Set task:
All entries are to be quoted exactly; the images stay out of the copy.
** BEGIN **
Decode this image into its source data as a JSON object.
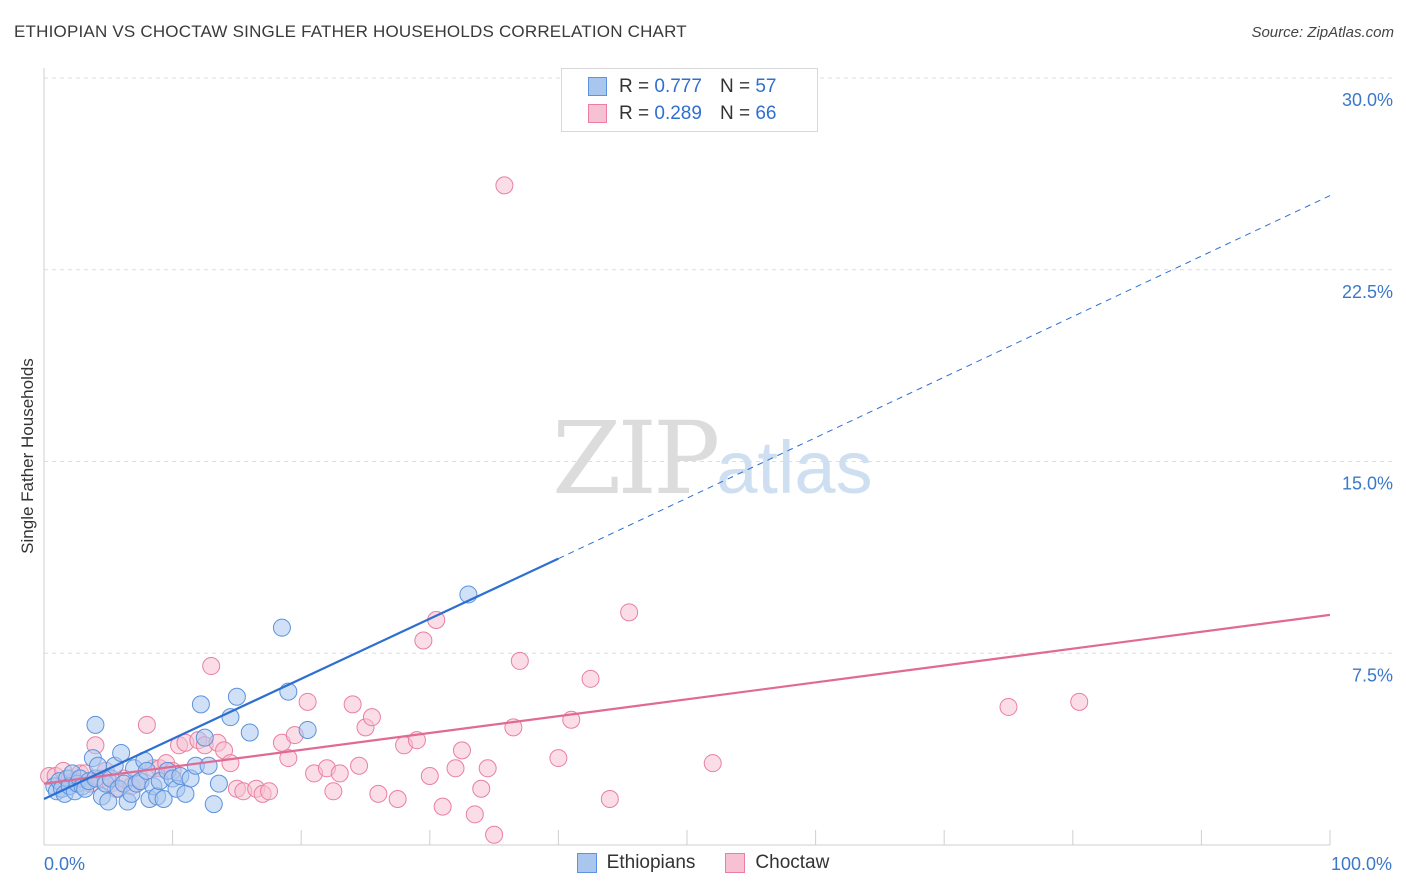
{
  "title": "ETHIOPIAN VS CHOCTAW SINGLE FATHER HOUSEHOLDS CORRELATION CHART",
  "source": "Source: ZipAtlas.com",
  "watermark": {
    "zip": "ZIP",
    "atlas": "atlas"
  },
  "legend": {
    "rows": [
      {
        "r_label": "R = ",
        "r_value": "0.777",
        "n_label": "N = ",
        "n_value": "57"
      },
      {
        "r_label": "R = ",
        "r_value": "0.289",
        "n_label": "N = ",
        "n_value": "66"
      }
    ]
  },
  "bottom_legend": {
    "ethiopians": "Ethiopians",
    "choctaw": "Choctaw"
  },
  "chart_data": {
    "type": "scatter",
    "title": "ETHIOPIAN VS CHOCTAW SINGLE FATHER HOUSEHOLDS CORRELATION CHART",
    "xlabel": "",
    "ylabel": "Single Father Households",
    "xlim": [
      0,
      100
    ],
    "ylim": [
      0,
      30
    ],
    "x_tick_labels": [
      "0.0%",
      "100.0%"
    ],
    "y_ticks": [
      7.5,
      15.0,
      22.5,
      30.0
    ],
    "y_tick_labels": [
      "7.5%",
      "15.0%",
      "22.5%",
      "30.0%"
    ],
    "grid": true,
    "colors": {
      "ethiopians": "#5b93de",
      "ethiopians_fill": "#a9c6ef",
      "choctaw": "#ea7fa2",
      "choctaw_fill": "#f6c1d2",
      "ethiopians_line": "#2c6fd1",
      "choctaw_line": "#e06a94"
    },
    "series": [
      {
        "name": "Ethiopians",
        "r": 0.777,
        "n": 57,
        "trend": {
          "x0": 0,
          "y0": 1.8,
          "x_solid_end": 40,
          "y_solid_end": 11.2,
          "x1": 100,
          "y1": 25.4
        },
        "points": [
          [
            0.8,
            2.3
          ],
          [
            1.0,
            2.1
          ],
          [
            1.2,
            2.5
          ],
          [
            1.4,
            2.2
          ],
          [
            1.6,
            2.0
          ],
          [
            1.8,
            2.6
          ],
          [
            2.0,
            2.3
          ],
          [
            2.2,
            2.8
          ],
          [
            2.4,
            2.1
          ],
          [
            2.6,
            2.4
          ],
          [
            2.8,
            2.6
          ],
          [
            3.0,
            2.3
          ],
          [
            3.2,
            2.2
          ],
          [
            3.5,
            2.5
          ],
          [
            3.8,
            3.4
          ],
          [
            4.0,
            2.6
          ],
          [
            4.2,
            3.1
          ],
          [
            4.5,
            1.9
          ],
          [
            4.8,
            2.4
          ],
          [
            5.0,
            1.7
          ],
          [
            5.2,
            2.6
          ],
          [
            5.5,
            3.1
          ],
          [
            5.8,
            2.2
          ],
          [
            6.0,
            3.6
          ],
          [
            6.2,
            2.4
          ],
          [
            6.5,
            1.7
          ],
          [
            6.8,
            2.0
          ],
          [
            7.0,
            3.0
          ],
          [
            7.2,
            2.4
          ],
          [
            7.5,
            2.5
          ],
          [
            7.8,
            3.3
          ],
          [
            8.0,
            2.9
          ],
          [
            8.2,
            1.8
          ],
          [
            8.5,
            2.3
          ],
          [
            8.8,
            1.9
          ],
          [
            9.0,
            2.5
          ],
          [
            9.3,
            1.8
          ],
          [
            9.6,
            2.9
          ],
          [
            10.0,
            2.6
          ],
          [
            10.3,
            2.2
          ],
          [
            10.6,
            2.7
          ],
          [
            11.0,
            2.0
          ],
          [
            11.4,
            2.6
          ],
          [
            11.8,
            3.1
          ],
          [
            12.2,
            5.5
          ],
          [
            12.5,
            4.2
          ],
          [
            12.8,
            3.1
          ],
          [
            13.2,
            1.6
          ],
          [
            13.6,
            2.4
          ],
          [
            14.5,
            5.0
          ],
          [
            15.0,
            5.8
          ],
          [
            16.0,
            4.4
          ],
          [
            18.5,
            8.5
          ],
          [
            19.0,
            6.0
          ],
          [
            20.5,
            4.5
          ],
          [
            4.0,
            4.7
          ],
          [
            33.0,
            9.8
          ]
        ]
      },
      {
        "name": "Choctaw",
        "r": 0.289,
        "n": 66,
        "trend": {
          "x0": 0,
          "y0": 2.4,
          "x1": 100,
          "y1": 9.0
        },
        "points": [
          [
            0.4,
            2.7
          ],
          [
            0.9,
            2.7
          ],
          [
            1.5,
            2.9
          ],
          [
            2.0,
            2.6
          ],
          [
            2.4,
            2.5
          ],
          [
            2.8,
            2.8
          ],
          [
            3.2,
            2.8
          ],
          [
            3.6,
            2.4
          ],
          [
            4.0,
            3.9
          ],
          [
            4.4,
            2.6
          ],
          [
            4.8,
            2.9
          ],
          [
            5.2,
            2.4
          ],
          [
            5.6,
            2.2
          ],
          [
            6.2,
            2.6
          ],
          [
            6.8,
            2.3
          ],
          [
            7.5,
            2.5
          ],
          [
            8.0,
            4.7
          ],
          [
            8.5,
            3.0
          ],
          [
            9.0,
            3.0
          ],
          [
            9.5,
            3.2
          ],
          [
            10.0,
            2.9
          ],
          [
            10.5,
            3.9
          ],
          [
            11.0,
            4.0
          ],
          [
            12.0,
            4.1
          ],
          [
            12.5,
            3.9
          ],
          [
            13.0,
            7.0
          ],
          [
            13.5,
            4.0
          ],
          [
            14.0,
            3.7
          ],
          [
            14.5,
            3.2
          ],
          [
            15.0,
            2.2
          ],
          [
            15.5,
            2.1
          ],
          [
            16.5,
            2.2
          ],
          [
            17.0,
            2.0
          ],
          [
            17.5,
            2.1
          ],
          [
            18.5,
            4.0
          ],
          [
            19.0,
            3.4
          ],
          [
            19.5,
            4.3
          ],
          [
            20.5,
            5.6
          ],
          [
            21.0,
            2.8
          ],
          [
            22.0,
            3.0
          ],
          [
            22.5,
            2.1
          ],
          [
            23.0,
            2.8
          ],
          [
            24.0,
            5.5
          ],
          [
            24.5,
            3.1
          ],
          [
            25.0,
            4.6
          ],
          [
            25.5,
            5.0
          ],
          [
            26.0,
            2.0
          ],
          [
            27.5,
            1.8
          ],
          [
            28.0,
            3.9
          ],
          [
            29.0,
            4.1
          ],
          [
            29.5,
            8.0
          ],
          [
            30.0,
            2.7
          ],
          [
            30.5,
            8.8
          ],
          [
            31.0,
            1.5
          ],
          [
            32.0,
            3.0
          ],
          [
            32.5,
            3.7
          ],
          [
            33.5,
            1.2
          ],
          [
            34.0,
            2.2
          ],
          [
            34.5,
            3.0
          ],
          [
            35.0,
            0.4
          ],
          [
            36.5,
            4.6
          ],
          [
            37.0,
            7.2
          ],
          [
            40.0,
            3.4
          ],
          [
            41.0,
            4.9
          ],
          [
            42.5,
            6.5
          ],
          [
            35.8,
            25.8
          ]
        ]
      }
    ],
    "extra_points": {
      "choctaw_far": [
        [
          44.0,
          1.8
        ],
        [
          45.5,
          9.1
        ],
        [
          52.0,
          3.2
        ],
        [
          75.0,
          5.4
        ],
        [
          80.5,
          5.6
        ]
      ]
    }
  }
}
** END **
Task result:
Decode this image into its source data as a JSON object.
{
  "title": "ETHIOPIAN VS CHOCTAW SINGLE FATHER HOUSEHOLDS CORRELATION CHART",
  "source": "Source: ZipAtlas.com",
  "watermark": {
    "zip": "ZIP",
    "atlas": "atlas"
  },
  "legend": {
    "rows": [
      {
        "r_label": "R = ",
        "r_value": "0.777",
        "n_label": "N = ",
        "n_value": "57"
      },
      {
        "r_label": "R = ",
        "r_value": "0.289",
        "n_label": "N = ",
        "n_value": "66"
      }
    ]
  },
  "bottom_legend": {
    "ethiopians": "Ethiopians",
    "choctaw": "Choctaw"
  },
  "chart_data": {
    "type": "scatter",
    "title": "ETHIOPIAN VS CHOCTAW SINGLE FATHER HOUSEHOLDS CORRELATION CHART",
    "xlabel": "",
    "ylabel": "Single Father Households",
    "xlim": [
      0,
      100
    ],
    "ylim": [
      0,
      30
    ],
    "x_tick_labels": [
      "0.0%",
      "100.0%"
    ],
    "y_ticks": [
      7.5,
      15.0,
      22.5,
      30.0
    ],
    "y_tick_labels": [
      "7.5%",
      "15.0%",
      "22.5%",
      "30.0%"
    ],
    "grid": true,
    "colors": {
      "ethiopians": "#5b93de",
      "ethiopians_fill": "#a9c6ef",
      "choctaw": "#ea7fa2",
      "choctaw_fill": "#f6c1d2",
      "ethiopians_line": "#2c6fd1",
      "choctaw_line": "#e06a94"
    },
    "series": [
      {
        "name": "Ethiopians",
        "r": 0.777,
        "n": 57,
        "trend": {
          "x0": 0,
          "y0": 1.8,
          "x_solid_end": 40,
          "y_solid_end": 11.2,
          "x1": 100,
          "y1": 25.4
        },
        "points": [
          [
            0.8,
            2.3
          ],
          [
            1.0,
            2.1
          ],
          [
            1.2,
            2.5
          ],
          [
            1.4,
            2.2
          ],
          [
            1.6,
            2.0
          ],
          [
            1.8,
            2.6
          ],
          [
            2.0,
            2.3
          ],
          [
            2.2,
            2.8
          ],
          [
            2.4,
            2.1
          ],
          [
            2.6,
            2.4
          ],
          [
            2.8,
            2.6
          ],
          [
            3.0,
            2.3
          ],
          [
            3.2,
            2.2
          ],
          [
            3.5,
            2.5
          ],
          [
            3.8,
            3.4
          ],
          [
            4.0,
            2.6
          ],
          [
            4.2,
            3.1
          ],
          [
            4.5,
            1.9
          ],
          [
            4.8,
            2.4
          ],
          [
            5.0,
            1.7
          ],
          [
            5.2,
            2.6
          ],
          [
            5.5,
            3.1
          ],
          [
            5.8,
            2.2
          ],
          [
            6.0,
            3.6
          ],
          [
            6.2,
            2.4
          ],
          [
            6.5,
            1.7
          ],
          [
            6.8,
            2.0
          ],
          [
            7.0,
            3.0
          ],
          [
            7.2,
            2.4
          ],
          [
            7.5,
            2.5
          ],
          [
            7.8,
            3.3
          ],
          [
            8.0,
            2.9
          ],
          [
            8.2,
            1.8
          ],
          [
            8.5,
            2.3
          ],
          [
            8.8,
            1.9
          ],
          [
            9.0,
            2.5
          ],
          [
            9.3,
            1.8
          ],
          [
            9.6,
            2.9
          ],
          [
            10.0,
            2.6
          ],
          [
            10.3,
            2.2
          ],
          [
            10.6,
            2.7
          ],
          [
            11.0,
            2.0
          ],
          [
            11.4,
            2.6
          ],
          [
            11.8,
            3.1
          ],
          [
            12.2,
            5.5
          ],
          [
            12.5,
            4.2
          ],
          [
            12.8,
            3.1
          ],
          [
            13.2,
            1.6
          ],
          [
            13.6,
            2.4
          ],
          [
            14.5,
            5.0
          ],
          [
            15.0,
            5.8
          ],
          [
            16.0,
            4.4
          ],
          [
            18.5,
            8.5
          ],
          [
            19.0,
            6.0
          ],
          [
            20.5,
            4.5
          ],
          [
            4.0,
            4.7
          ],
          [
            33.0,
            9.8
          ]
        ]
      },
      {
        "name": "Choctaw",
        "r": 0.289,
        "n": 66,
        "trend": {
          "x0": 0,
          "y0": 2.4,
          "x1": 100,
          "y1": 9.0
        },
        "points": [
          [
            0.4,
            2.7
          ],
          [
            0.9,
            2.7
          ],
          [
            1.5,
            2.9
          ],
          [
            2.0,
            2.6
          ],
          [
            2.4,
            2.5
          ],
          [
            2.8,
            2.8
          ],
          [
            3.2,
            2.8
          ],
          [
            3.6,
            2.4
          ],
          [
            4.0,
            3.9
          ],
          [
            4.4,
            2.6
          ],
          [
            4.8,
            2.9
          ],
          [
            5.2,
            2.4
          ],
          [
            5.6,
            2.2
          ],
          [
            6.2,
            2.6
          ],
          [
            6.8,
            2.3
          ],
          [
            7.5,
            2.5
          ],
          [
            8.0,
            4.7
          ],
          [
            8.5,
            3.0
          ],
          [
            9.0,
            3.0
          ],
          [
            9.5,
            3.2
          ],
          [
            10.0,
            2.9
          ],
          [
            10.5,
            3.9
          ],
          [
            11.0,
            4.0
          ],
          [
            12.0,
            4.1
          ],
          [
            12.5,
            3.9
          ],
          [
            13.0,
            7.0
          ],
          [
            13.5,
            4.0
          ],
          [
            14.0,
            3.7
          ],
          [
            14.5,
            3.2
          ],
          [
            15.0,
            2.2
          ],
          [
            15.5,
            2.1
          ],
          [
            16.5,
            2.2
          ],
          [
            17.0,
            2.0
          ],
          [
            17.5,
            2.1
          ],
          [
            18.5,
            4.0
          ],
          [
            19.0,
            3.4
          ],
          [
            19.5,
            4.3
          ],
          [
            20.5,
            5.6
          ],
          [
            21.0,
            2.8
          ],
          [
            22.0,
            3.0
          ],
          [
            22.5,
            2.1
          ],
          [
            23.0,
            2.8
          ],
          [
            24.0,
            5.5
          ],
          [
            24.5,
            3.1
          ],
          [
            25.0,
            4.6
          ],
          [
            25.5,
            5.0
          ],
          [
            26.0,
            2.0
          ],
          [
            27.5,
            1.8
          ],
          [
            28.0,
            3.9
          ],
          [
            29.0,
            4.1
          ],
          [
            29.5,
            8.0
          ],
          [
            30.0,
            2.7
          ],
          [
            30.5,
            8.8
          ],
          [
            31.0,
            1.5
          ],
          [
            32.0,
            3.0
          ],
          [
            32.5,
            3.7
          ],
          [
            33.5,
            1.2
          ],
          [
            34.0,
            2.2
          ],
          [
            34.5,
            3.0
          ],
          [
            35.0,
            0.4
          ],
          [
            36.5,
            4.6
          ],
          [
            37.0,
            7.2
          ],
          [
            40.0,
            3.4
          ],
          [
            41.0,
            4.9
          ],
          [
            42.5,
            6.5
          ],
          [
            35.8,
            25.8
          ]
        ]
      }
    ],
    "extra_points": {
      "choctaw_far": [
        [
          44.0,
          1.8
        ],
        [
          45.5,
          9.1
        ],
        [
          52.0,
          3.2
        ],
        [
          75.0,
          5.4
        ],
        [
          80.5,
          5.6
        ]
      ]
    }
  }
}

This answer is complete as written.